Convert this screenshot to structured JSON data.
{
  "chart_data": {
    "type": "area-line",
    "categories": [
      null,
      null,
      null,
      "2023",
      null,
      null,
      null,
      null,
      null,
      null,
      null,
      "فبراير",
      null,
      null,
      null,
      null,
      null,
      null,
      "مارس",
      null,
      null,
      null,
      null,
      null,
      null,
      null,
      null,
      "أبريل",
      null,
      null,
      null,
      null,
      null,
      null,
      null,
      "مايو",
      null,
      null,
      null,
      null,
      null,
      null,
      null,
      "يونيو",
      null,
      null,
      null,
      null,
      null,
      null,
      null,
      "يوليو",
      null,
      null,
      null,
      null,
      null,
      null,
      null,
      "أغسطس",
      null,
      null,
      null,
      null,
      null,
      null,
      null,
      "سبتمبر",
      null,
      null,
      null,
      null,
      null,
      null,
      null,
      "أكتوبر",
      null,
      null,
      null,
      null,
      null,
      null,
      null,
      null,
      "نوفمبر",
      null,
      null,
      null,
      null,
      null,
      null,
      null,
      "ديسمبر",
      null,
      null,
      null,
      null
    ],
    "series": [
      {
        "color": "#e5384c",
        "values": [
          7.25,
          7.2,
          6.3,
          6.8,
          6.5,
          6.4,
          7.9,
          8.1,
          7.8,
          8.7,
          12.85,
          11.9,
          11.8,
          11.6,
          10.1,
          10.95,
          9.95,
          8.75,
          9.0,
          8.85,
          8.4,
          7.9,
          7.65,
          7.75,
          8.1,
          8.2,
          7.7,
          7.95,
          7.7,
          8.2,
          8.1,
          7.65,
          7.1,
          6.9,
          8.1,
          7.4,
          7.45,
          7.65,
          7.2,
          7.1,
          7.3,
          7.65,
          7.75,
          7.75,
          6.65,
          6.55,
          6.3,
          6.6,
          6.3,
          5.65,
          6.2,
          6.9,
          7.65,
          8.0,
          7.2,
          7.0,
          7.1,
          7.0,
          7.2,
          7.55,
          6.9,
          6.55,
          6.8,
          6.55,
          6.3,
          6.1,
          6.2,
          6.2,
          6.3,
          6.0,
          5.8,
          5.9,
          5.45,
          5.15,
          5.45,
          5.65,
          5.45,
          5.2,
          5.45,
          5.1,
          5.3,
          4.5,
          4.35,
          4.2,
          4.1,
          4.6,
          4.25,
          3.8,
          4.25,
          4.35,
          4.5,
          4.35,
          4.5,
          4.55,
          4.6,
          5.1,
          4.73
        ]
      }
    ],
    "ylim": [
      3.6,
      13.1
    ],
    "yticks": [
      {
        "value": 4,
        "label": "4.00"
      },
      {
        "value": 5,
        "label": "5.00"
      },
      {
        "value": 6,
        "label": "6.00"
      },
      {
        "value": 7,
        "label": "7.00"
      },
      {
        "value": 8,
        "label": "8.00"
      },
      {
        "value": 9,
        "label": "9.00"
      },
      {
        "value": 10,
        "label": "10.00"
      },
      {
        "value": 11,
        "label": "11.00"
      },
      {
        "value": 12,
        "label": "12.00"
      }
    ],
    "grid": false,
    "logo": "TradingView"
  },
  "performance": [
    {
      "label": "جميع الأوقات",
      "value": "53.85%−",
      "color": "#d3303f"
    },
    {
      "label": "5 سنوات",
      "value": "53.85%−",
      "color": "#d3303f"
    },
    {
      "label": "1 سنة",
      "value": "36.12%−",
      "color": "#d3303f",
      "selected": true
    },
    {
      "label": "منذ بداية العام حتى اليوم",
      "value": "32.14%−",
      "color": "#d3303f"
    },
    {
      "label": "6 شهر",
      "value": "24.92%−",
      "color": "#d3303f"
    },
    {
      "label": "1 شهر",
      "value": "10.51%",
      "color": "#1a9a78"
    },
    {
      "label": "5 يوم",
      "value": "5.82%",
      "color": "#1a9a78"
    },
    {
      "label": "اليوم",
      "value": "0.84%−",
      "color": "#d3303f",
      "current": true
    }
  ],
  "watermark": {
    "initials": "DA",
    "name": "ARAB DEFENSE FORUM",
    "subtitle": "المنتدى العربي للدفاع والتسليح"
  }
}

=== WRITTEN INSTRUCTION ===
Give the material above again, word for word.

=== RESULT FOR THIS TASK ===
Convert this screenshot to structured JSON data.
{
  "chart_data": {
    "type": "area-line",
    "categories": [
      null,
      null,
      null,
      "2023",
      null,
      null,
      null,
      null,
      null,
      null,
      null,
      "فبراير",
      null,
      null,
      null,
      null,
      null,
      null,
      "مارس",
      null,
      null,
      null,
      null,
      null,
      null,
      null,
      null,
      "أبريل",
      null,
      null,
      null,
      null,
      null,
      null,
      null,
      "مايو",
      null,
      null,
      null,
      null,
      null,
      null,
      null,
      "يونيو",
      null,
      null,
      null,
      null,
      null,
      null,
      null,
      "يوليو",
      null,
      null,
      null,
      null,
      null,
      null,
      null,
      "أغسطس",
      null,
      null,
      null,
      null,
      null,
      null,
      null,
      "سبتمبر",
      null,
      null,
      null,
      null,
      null,
      null,
      null,
      "أكتوبر",
      null,
      null,
      null,
      null,
      null,
      null,
      null,
      null,
      "نوفمبر",
      null,
      null,
      null,
      null,
      null,
      null,
      null,
      "ديسمبر",
      null,
      null,
      null,
      null
    ],
    "series": [
      {
        "color": "#e5384c",
        "values": [
          7.25,
          7.2,
          6.3,
          6.8,
          6.5,
          6.4,
          7.9,
          8.1,
          7.8,
          8.7,
          12.85,
          11.9,
          11.8,
          11.6,
          10.1,
          10.95,
          9.95,
          8.75,
          9.0,
          8.85,
          8.4,
          7.9,
          7.65,
          7.75,
          8.1,
          8.2,
          7.7,
          7.95,
          7.7,
          8.2,
          8.1,
          7.65,
          7.1,
          6.9,
          8.1,
          7.4,
          7.45,
          7.65,
          7.2,
          7.1,
          7.3,
          7.65,
          7.75,
          7.75,
          6.65,
          6.55,
          6.3,
          6.6,
          6.3,
          5.65,
          6.2,
          6.9,
          7.65,
          8.0,
          7.2,
          7.0,
          7.1,
          7.0,
          7.2,
          7.55,
          6.9,
          6.55,
          6.8,
          6.55,
          6.3,
          6.1,
          6.2,
          6.2,
          6.3,
          6.0,
          5.8,
          5.9,
          5.45,
          5.15,
          5.45,
          5.65,
          5.45,
          5.2,
          5.45,
          5.1,
          5.3,
          4.5,
          4.35,
          4.2,
          4.1,
          4.6,
          4.25,
          3.8,
          4.25,
          4.35,
          4.5,
          4.35,
          4.5,
          4.55,
          4.6,
          5.1,
          4.73
        ]
      }
    ],
    "ylim": [
      3.6,
      13.1
    ],
    "yticks": [
      {
        "value": 4,
        "label": "4.00"
      },
      {
        "value": 5,
        "label": "5.00"
      },
      {
        "value": 6,
        "label": "6.00"
      },
      {
        "value": 7,
        "label": "7.00"
      },
      {
        "value": 8,
        "label": "8.00"
      },
      {
        "value": 9,
        "label": "9.00"
      },
      {
        "value": 10,
        "label": "10.00"
      },
      {
        "value": 11,
        "label": "11.00"
      },
      {
        "value": 12,
        "label": "12.00"
      }
    ],
    "grid": false,
    "logo": "TradingView"
  },
  "performance": [
    {
      "label": "جميع الأوقات",
      "value": "53.85%−",
      "color": "#d3303f"
    },
    {
      "label": "5 سنوات",
      "value": "53.85%−",
      "color": "#d3303f"
    },
    {
      "label": "1 سنة",
      "value": "36.12%−",
      "color": "#d3303f",
      "selected": true
    },
    {
      "label": "منذ بداية العام حتى اليوم",
      "value": "32.14%−",
      "color": "#d3303f"
    },
    {
      "label": "6 شهر",
      "value": "24.92%−",
      "color": "#d3303f"
    },
    {
      "label": "1 شهر",
      "value": "10.51%",
      "color": "#1a9a78"
    },
    {
      "label": "5 يوم",
      "value": "5.82%",
      "color": "#1a9a78"
    },
    {
      "label": "اليوم",
      "value": "0.84%−",
      "color": "#d3303f",
      "current": true
    }
  ],
  "watermark": {
    "initials": "DA",
    "name": "ARAB DEFENSE FORUM",
    "subtitle": "المنتدى العربي للدفاع والتسليح"
  }
}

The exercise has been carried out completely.